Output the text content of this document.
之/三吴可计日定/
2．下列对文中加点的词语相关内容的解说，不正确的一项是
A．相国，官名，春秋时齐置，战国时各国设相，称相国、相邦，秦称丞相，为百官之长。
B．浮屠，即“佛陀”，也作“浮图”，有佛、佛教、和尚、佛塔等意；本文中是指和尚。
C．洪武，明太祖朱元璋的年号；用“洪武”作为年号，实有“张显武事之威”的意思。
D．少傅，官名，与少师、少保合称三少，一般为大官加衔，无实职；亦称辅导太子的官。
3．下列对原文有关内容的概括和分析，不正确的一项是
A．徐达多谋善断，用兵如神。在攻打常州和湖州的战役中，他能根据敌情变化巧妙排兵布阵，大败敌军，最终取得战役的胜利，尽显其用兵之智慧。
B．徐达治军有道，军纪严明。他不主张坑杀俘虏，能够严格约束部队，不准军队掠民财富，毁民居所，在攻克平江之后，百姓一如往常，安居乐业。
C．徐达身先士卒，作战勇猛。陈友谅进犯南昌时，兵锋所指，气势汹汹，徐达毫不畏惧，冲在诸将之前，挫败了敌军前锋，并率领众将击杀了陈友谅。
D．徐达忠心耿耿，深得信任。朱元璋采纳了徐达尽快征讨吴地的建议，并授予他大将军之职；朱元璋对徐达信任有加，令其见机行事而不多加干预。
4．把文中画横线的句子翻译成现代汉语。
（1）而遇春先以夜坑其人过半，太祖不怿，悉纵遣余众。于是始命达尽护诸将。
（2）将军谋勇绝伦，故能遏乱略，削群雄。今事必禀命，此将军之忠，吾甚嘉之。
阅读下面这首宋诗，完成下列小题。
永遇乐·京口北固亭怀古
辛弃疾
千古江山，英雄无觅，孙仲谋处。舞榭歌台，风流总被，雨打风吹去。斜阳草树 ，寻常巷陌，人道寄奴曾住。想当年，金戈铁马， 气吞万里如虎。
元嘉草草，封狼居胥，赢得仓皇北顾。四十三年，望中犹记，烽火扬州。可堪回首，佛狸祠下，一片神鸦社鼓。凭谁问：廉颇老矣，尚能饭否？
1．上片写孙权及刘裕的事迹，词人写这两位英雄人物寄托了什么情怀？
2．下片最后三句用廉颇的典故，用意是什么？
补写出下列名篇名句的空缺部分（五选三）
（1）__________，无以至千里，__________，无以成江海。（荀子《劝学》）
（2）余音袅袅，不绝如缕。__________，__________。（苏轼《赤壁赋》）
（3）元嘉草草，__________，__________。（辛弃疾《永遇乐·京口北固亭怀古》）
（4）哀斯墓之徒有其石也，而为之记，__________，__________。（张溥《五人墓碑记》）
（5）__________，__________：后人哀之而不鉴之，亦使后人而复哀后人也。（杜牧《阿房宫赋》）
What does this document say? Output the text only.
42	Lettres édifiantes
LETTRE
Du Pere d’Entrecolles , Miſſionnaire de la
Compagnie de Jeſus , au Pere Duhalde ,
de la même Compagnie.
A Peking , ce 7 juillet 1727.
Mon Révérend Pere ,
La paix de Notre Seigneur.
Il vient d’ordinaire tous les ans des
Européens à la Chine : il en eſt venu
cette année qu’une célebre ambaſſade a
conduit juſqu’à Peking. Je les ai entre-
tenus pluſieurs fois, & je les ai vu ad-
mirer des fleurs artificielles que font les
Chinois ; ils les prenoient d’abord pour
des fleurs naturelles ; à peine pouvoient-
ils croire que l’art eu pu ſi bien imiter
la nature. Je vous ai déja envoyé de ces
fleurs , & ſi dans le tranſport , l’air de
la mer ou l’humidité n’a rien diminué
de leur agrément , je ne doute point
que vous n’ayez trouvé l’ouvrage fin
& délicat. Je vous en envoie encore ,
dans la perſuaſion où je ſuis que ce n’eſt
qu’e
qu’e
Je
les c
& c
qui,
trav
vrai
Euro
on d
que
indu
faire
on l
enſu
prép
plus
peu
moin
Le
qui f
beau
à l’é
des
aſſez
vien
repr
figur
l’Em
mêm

WHAT IS ASKED: Output every line above without altering anything.

WORKED ANSWER:
Output the text content of this document.
之/三吴可计日定/
2．下列对文中加点的词语相关内容的解说，不正确的一项是
A．相国，官名，春秋时齐置，战国时各国设相，称相国、相邦，秦称丞相，为百官之长。
B．浮屠，即“佛陀”，也作“浮图”，有佛、佛教、和尚、佛塔等意；本文中是指和尚。
C．洪武，明太祖朱元璋的年号；用“洪武”作为年号，实有“张显武事之威”的意思。
D．少傅，官名，与少师、少保合称三少，一般为大官加衔，无实职；亦称辅导太子的官。
3．下列对原文有关内容的概括和分析，不正确的一项是
A．徐达多谋善断，用兵如神。在攻打常州和湖州的战役中，他能根据敌情变化巧妙排兵布阵，大败敌军，最终取得战役的胜利，尽显其用兵之智慧。
B．徐达治军有道，军纪严明。他不主张坑杀俘虏，能够严格约束部队，不准军队掠民财富，毁民居所，在攻克平江之后，百姓一如往常，安居乐业。
C．徐达身先士卒，作战勇猛。陈友谅进犯南昌时，兵锋所指，气势汹汹，徐达毫不畏惧，冲在诸将之前，挫败了敌军前锋，并率领众将击杀了陈友谅。
D．徐达忠心耿耿，深得信任。朱元璋采纳了徐达尽快征讨吴地的建议，并授予他大将军之职；朱元璋对徐达信任有加，令其见机行事而不多加干预。
4．把文中画横线的句子翻译成现代汉语。
（1）而遇春先以夜坑其人过半，太祖不怿，悉纵遣余众。于是始命达尽护诸将。
（2）将军谋勇绝伦，故能遏乱略，削群雄。今事必禀命，此将军之忠，吾甚嘉之。
阅读下面这首宋诗，完成下列小题。
永遇乐·京口北固亭怀古
辛弃疾
千古江山，英雄无觅，孙仲谋处。舞榭歌台，风流总被，雨打风吹去。斜阳草树 ，寻常巷陌，人道寄奴曾住。想当年，金戈铁马， 气吞万里如虎。
元嘉草草，封狼居胥，赢得仓皇北顾。四十三年，望中犹记，烽火扬州。可堪回首，佛狸祠下，一片神鸦社鼓。凭谁问：廉颇老矣，尚能饭否？
1．上片写孙权及刘裕的事迹，词人写这两位英雄人物寄托了什么情怀？
2．下片最后三句用廉颇的典故，用意是什么？
补写出下列名篇名句的空缺部分（五选三）
（1）__________，无以至千里，__________，无以成江海。（荀子《劝学》）
（2）余音袅袅，不绝如缕。__________，__________。（苏轼《赤壁赋》）
（3）元嘉草草，__________，__________。（辛弃疾《永遇乐·京口北固亭怀古》）
（4）哀斯墓之徒有其石也，而为之记，__________，__________。（张溥《五人墓碑记》）
（5）__________，__________：后人哀之而不鉴之，亦使后人而复哀后人也。（杜牧《阿房宫赋》）
What does this document say? Output the text only.
42	Lettres édifiantes
LETTRE
Du Pere d’Entrecolles , Miſſionnaire de la
Compagnie de Jeſus , au Pere Duhalde ,
de la même Compagnie.
A Peking , ce 7 juillet 1727.
Mon Révérend Pere ,
La paix de Notre Seigneur.
Il vient d’ordinaire tous les ans des
Européens à la Chine : il en eſt venu
cette année qu’une célebre ambaſſade a
conduit juſqu’à Peking. Je les ai entre-
tenus pluſieurs fois, & je les ai vu ad-
mirer des fleurs artificielles que font les
Chinois ; ils les prenoient d’abord pour
des fleurs naturelles ; à peine pouvoient-
ils croire que l’art eu pu ſi bien imiter
la nature. Je vous ai déja envoyé de ces
fleurs , & ſi dans le tranſport , l’air de
la mer ou l’humidité n’a rien diminué
de leur agrément , je ne doute point
que vous n’ayez trouvé l’ouvrage fin
& délicat. Je vous en envoie encore ,
dans la perſuaſion où je ſuis que ce n’eſt
qu’e
qu’e
Je
les c
& c
qui,
trav
vrai
Euro
on d
que
indu
faire
on l
enſu
prép
plus
peu
moin
Le
qui f
beau
à l’é
des
aſſez
vien
repr
figur
l’Em
mêm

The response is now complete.